==== DATA EXCERPTS

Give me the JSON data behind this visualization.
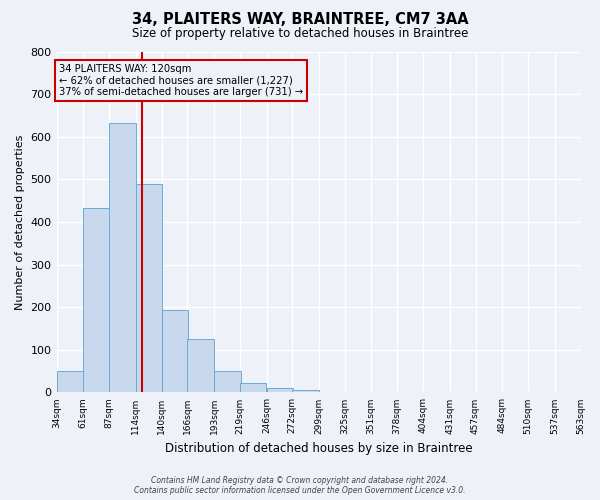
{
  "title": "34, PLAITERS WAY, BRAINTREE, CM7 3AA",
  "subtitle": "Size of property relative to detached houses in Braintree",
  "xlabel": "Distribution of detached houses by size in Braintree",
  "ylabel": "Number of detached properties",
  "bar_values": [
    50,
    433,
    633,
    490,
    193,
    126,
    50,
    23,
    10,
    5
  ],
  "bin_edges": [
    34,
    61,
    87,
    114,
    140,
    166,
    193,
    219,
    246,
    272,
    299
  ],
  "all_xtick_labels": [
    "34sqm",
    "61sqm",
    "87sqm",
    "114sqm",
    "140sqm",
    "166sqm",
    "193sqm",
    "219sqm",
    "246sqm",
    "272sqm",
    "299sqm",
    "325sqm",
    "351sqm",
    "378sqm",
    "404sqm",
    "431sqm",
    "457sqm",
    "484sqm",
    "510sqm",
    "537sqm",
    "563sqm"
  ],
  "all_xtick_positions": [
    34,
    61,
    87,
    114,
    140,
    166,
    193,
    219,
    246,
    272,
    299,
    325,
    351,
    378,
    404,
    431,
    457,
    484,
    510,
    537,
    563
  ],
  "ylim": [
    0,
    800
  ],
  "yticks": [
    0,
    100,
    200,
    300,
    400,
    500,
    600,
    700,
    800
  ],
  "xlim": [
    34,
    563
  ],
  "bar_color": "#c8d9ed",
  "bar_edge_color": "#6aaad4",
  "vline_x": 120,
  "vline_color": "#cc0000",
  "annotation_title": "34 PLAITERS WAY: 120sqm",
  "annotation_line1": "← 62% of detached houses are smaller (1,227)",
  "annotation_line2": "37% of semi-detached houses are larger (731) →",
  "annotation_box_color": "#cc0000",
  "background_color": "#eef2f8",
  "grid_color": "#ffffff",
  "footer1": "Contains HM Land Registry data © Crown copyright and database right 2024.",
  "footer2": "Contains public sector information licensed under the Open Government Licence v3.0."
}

========

EXERCISE TASK: Print the records word for word and exclude any picture they hold.

RESULT:
Give me the JSON data behind this visualization.
{
  "title": "34, PLAITERS WAY, BRAINTREE, CM7 3AA",
  "subtitle": "Size of property relative to detached houses in Braintree",
  "xlabel": "Distribution of detached houses by size in Braintree",
  "ylabel": "Number of detached properties",
  "bar_values": [
    50,
    433,
    633,
    490,
    193,
    126,
    50,
    23,
    10,
    5
  ],
  "bin_edges": [
    34,
    61,
    87,
    114,
    140,
    166,
    193,
    219,
    246,
    272,
    299
  ],
  "all_xtick_labels": [
    "34sqm",
    "61sqm",
    "87sqm",
    "114sqm",
    "140sqm",
    "166sqm",
    "193sqm",
    "219sqm",
    "246sqm",
    "272sqm",
    "299sqm",
    "325sqm",
    "351sqm",
    "378sqm",
    "404sqm",
    "431sqm",
    "457sqm",
    "484sqm",
    "510sqm",
    "537sqm",
    "563sqm"
  ],
  "all_xtick_positions": [
    34,
    61,
    87,
    114,
    140,
    166,
    193,
    219,
    246,
    272,
    299,
    325,
    351,
    378,
    404,
    431,
    457,
    484,
    510,
    537,
    563
  ],
  "ylim": [
    0,
    800
  ],
  "yticks": [
    0,
    100,
    200,
    300,
    400,
    500,
    600,
    700,
    800
  ],
  "xlim": [
    34,
    563
  ],
  "bar_color": "#c8d9ed",
  "bar_edge_color": "#6aaad4",
  "vline_x": 120,
  "vline_color": "#cc0000",
  "annotation_title": "34 PLAITERS WAY: 120sqm",
  "annotation_line1": "← 62% of detached houses are smaller (1,227)",
  "annotation_line2": "37% of semi-detached houses are larger (731) →",
  "annotation_box_color": "#cc0000",
  "background_color": "#eef2f8",
  "grid_color": "#ffffff",
  "footer1": "Contains HM Land Registry data © Crown copyright and database right 2024.",
  "footer2": "Contains public sector information licensed under the Open Government Licence v3.0."
}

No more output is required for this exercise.